Extracted entries:
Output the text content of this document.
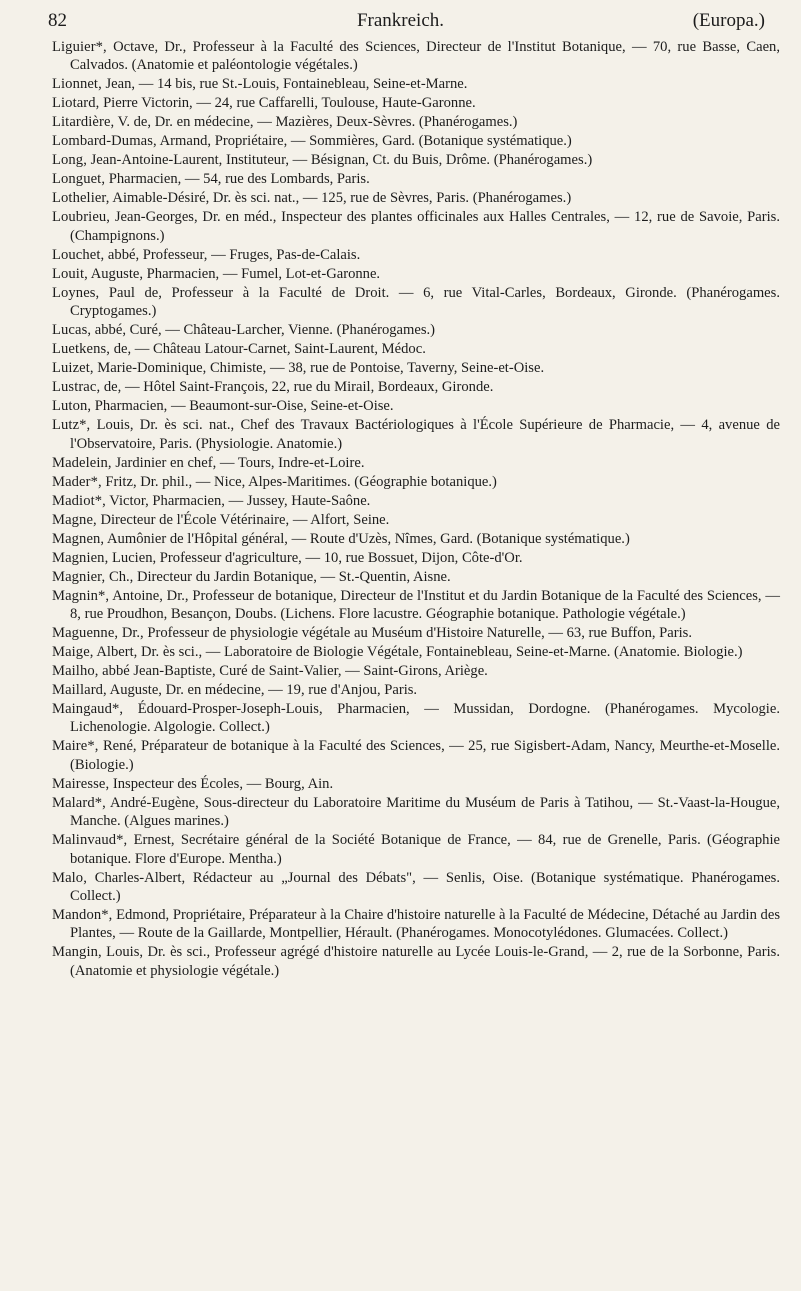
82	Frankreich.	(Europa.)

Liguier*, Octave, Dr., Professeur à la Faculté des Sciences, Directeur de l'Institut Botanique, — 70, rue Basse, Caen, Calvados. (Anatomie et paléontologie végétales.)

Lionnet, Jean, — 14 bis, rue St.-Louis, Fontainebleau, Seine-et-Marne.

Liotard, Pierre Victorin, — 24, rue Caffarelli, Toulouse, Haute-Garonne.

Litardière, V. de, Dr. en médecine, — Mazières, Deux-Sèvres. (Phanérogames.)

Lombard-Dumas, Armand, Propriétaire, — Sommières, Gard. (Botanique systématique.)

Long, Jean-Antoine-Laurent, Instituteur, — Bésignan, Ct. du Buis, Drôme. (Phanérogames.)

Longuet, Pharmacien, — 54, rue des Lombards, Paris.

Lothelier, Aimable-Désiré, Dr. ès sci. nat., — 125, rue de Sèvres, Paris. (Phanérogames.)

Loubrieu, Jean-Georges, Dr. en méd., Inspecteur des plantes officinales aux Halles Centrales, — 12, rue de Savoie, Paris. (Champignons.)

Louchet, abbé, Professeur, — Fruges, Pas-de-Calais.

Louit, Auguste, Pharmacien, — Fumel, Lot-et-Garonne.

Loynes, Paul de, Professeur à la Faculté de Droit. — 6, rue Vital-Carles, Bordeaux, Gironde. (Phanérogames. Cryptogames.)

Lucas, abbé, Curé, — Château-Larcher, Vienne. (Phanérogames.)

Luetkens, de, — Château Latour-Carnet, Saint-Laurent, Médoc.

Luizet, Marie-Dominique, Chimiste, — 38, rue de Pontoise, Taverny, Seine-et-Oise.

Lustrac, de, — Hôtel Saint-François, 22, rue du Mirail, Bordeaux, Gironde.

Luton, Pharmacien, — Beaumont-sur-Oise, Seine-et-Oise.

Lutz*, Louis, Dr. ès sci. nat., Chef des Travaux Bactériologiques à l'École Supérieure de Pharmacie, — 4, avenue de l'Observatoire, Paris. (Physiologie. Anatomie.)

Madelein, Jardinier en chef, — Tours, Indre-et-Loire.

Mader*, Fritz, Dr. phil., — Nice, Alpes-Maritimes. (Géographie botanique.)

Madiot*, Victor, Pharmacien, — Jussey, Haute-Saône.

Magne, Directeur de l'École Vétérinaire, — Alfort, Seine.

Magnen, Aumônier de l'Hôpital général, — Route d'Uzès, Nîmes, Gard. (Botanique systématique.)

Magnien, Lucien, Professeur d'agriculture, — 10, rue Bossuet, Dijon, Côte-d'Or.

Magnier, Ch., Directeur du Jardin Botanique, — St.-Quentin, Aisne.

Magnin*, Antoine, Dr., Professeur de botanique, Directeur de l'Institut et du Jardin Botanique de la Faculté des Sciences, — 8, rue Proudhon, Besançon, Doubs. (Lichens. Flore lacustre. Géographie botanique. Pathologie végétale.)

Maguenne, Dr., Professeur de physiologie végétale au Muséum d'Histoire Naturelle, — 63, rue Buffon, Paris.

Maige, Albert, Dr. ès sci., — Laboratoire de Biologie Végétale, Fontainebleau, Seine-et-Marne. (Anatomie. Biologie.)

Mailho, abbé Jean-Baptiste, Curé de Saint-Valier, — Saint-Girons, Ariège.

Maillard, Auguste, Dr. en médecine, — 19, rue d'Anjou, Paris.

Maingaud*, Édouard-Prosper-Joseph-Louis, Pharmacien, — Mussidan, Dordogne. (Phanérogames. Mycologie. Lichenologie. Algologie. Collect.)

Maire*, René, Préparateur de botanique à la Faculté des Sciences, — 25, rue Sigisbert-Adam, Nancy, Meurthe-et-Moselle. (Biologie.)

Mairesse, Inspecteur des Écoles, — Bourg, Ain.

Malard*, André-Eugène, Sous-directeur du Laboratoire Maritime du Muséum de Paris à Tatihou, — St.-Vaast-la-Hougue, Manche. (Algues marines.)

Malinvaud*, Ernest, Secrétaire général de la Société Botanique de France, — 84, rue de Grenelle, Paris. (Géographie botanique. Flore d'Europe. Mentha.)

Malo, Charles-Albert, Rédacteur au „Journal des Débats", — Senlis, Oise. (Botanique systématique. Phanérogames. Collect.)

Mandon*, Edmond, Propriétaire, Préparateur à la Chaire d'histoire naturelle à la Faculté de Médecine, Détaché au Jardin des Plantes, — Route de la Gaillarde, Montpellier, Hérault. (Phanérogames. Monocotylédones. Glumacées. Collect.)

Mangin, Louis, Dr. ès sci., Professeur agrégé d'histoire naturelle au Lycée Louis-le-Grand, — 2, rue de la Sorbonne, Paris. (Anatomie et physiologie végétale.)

Your goal:
Filter the entries down to the lines with the word "Haute" in them.

Correct response:
Liotard, Pierre Victorin, — 24, rue Caffarelli, Toulouse, Haute-Garonne.
Madiot*, Victor, Pharmacien, — Jussey, Haute-Saône.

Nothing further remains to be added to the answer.